# AIM:
Pick out all lines in the listing holding the string "EXISTS" and copy them.

# EXCERPTED RECORDS:
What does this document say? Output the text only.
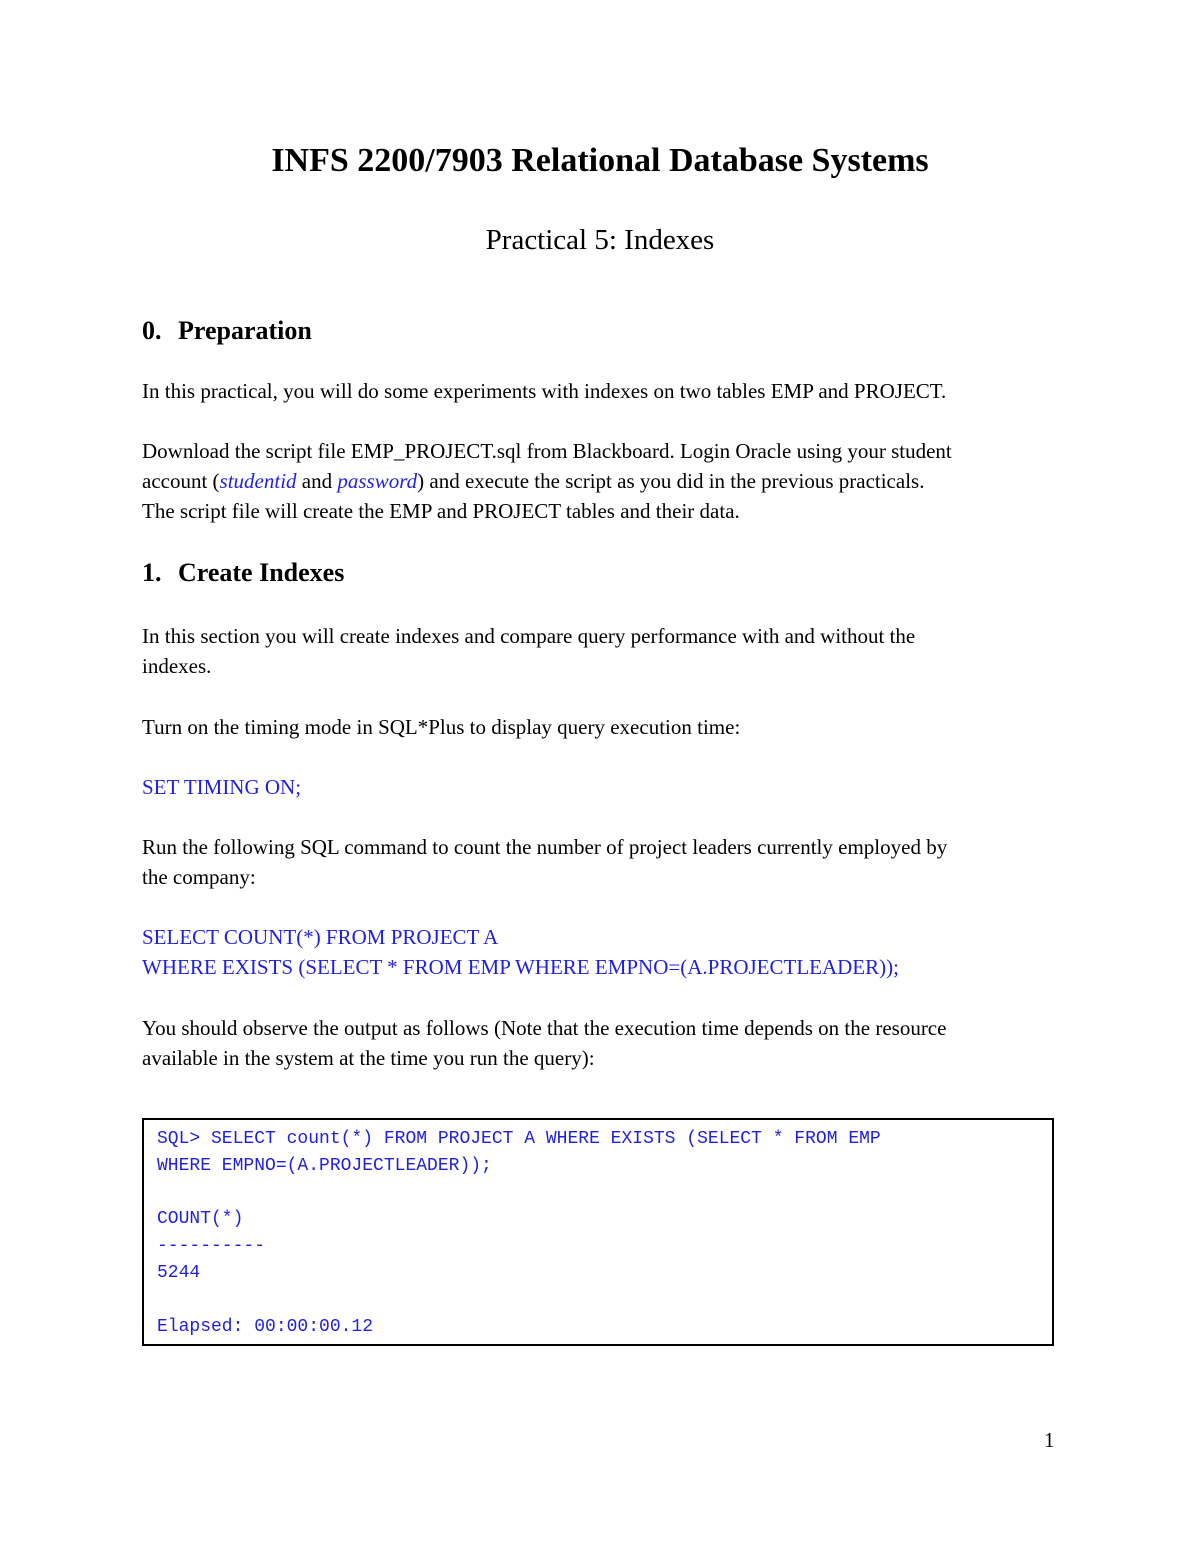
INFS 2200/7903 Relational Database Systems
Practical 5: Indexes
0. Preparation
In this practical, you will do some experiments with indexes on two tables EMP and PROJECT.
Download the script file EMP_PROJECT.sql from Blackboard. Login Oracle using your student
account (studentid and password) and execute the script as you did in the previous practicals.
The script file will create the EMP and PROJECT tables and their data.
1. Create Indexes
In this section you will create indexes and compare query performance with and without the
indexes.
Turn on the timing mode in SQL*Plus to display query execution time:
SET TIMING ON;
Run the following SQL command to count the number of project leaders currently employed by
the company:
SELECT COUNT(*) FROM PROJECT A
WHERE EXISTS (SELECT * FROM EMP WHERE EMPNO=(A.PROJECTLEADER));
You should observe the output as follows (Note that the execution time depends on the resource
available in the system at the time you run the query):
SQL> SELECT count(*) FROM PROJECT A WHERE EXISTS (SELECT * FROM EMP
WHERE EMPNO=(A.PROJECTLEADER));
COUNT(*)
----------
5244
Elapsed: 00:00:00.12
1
* * *
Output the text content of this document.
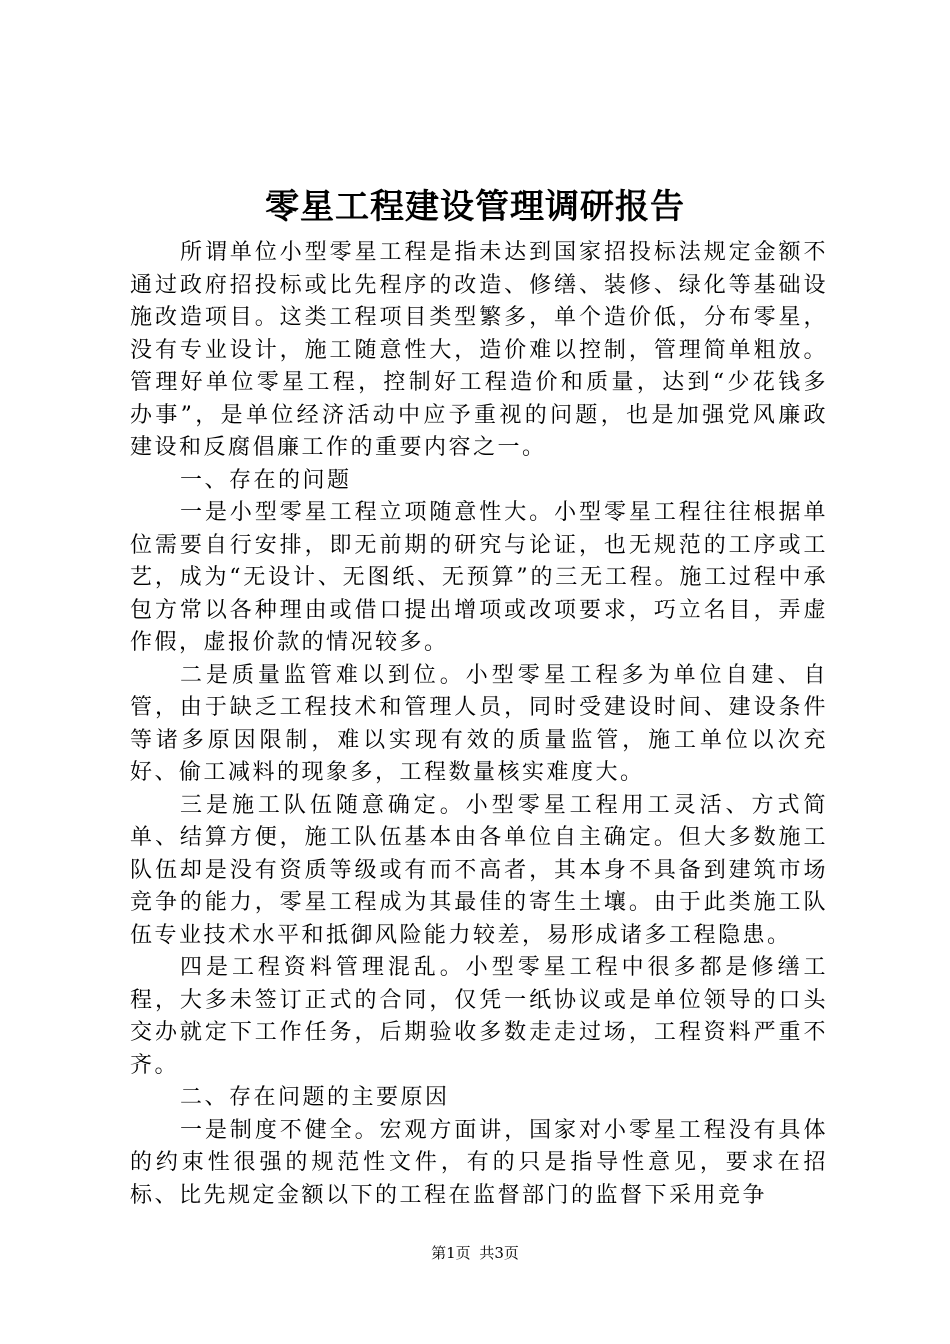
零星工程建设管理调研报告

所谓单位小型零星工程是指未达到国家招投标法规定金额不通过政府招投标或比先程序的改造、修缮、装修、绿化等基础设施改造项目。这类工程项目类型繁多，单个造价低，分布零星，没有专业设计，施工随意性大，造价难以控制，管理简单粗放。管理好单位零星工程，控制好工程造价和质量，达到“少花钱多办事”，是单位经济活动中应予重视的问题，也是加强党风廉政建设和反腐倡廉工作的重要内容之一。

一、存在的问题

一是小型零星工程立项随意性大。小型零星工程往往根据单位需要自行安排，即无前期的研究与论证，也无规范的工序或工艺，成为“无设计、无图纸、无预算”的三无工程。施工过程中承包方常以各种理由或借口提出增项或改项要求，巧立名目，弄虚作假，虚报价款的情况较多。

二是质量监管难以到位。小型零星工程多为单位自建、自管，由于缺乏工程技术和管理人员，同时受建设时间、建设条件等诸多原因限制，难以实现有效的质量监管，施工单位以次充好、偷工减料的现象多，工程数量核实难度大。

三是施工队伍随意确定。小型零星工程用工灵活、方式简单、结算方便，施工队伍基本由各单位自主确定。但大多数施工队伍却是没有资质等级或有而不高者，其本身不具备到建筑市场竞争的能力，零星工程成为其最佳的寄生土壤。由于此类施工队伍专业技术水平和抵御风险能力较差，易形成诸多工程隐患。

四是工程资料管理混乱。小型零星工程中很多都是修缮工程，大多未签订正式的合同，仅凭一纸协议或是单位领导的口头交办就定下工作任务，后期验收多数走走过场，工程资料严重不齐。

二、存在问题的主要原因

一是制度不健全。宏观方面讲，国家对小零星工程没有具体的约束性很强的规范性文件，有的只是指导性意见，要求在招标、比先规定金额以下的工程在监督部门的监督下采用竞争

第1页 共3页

# ANSWER TO THIS EXERCISE:
WHERE EXISTS (SELECT * FROM EMP WHERE EMPNO=(A.PROJECTLEADER));
SQL> SELECT count(*) FROM PROJECT A WHERE EXISTS (SELECT * FROM EMP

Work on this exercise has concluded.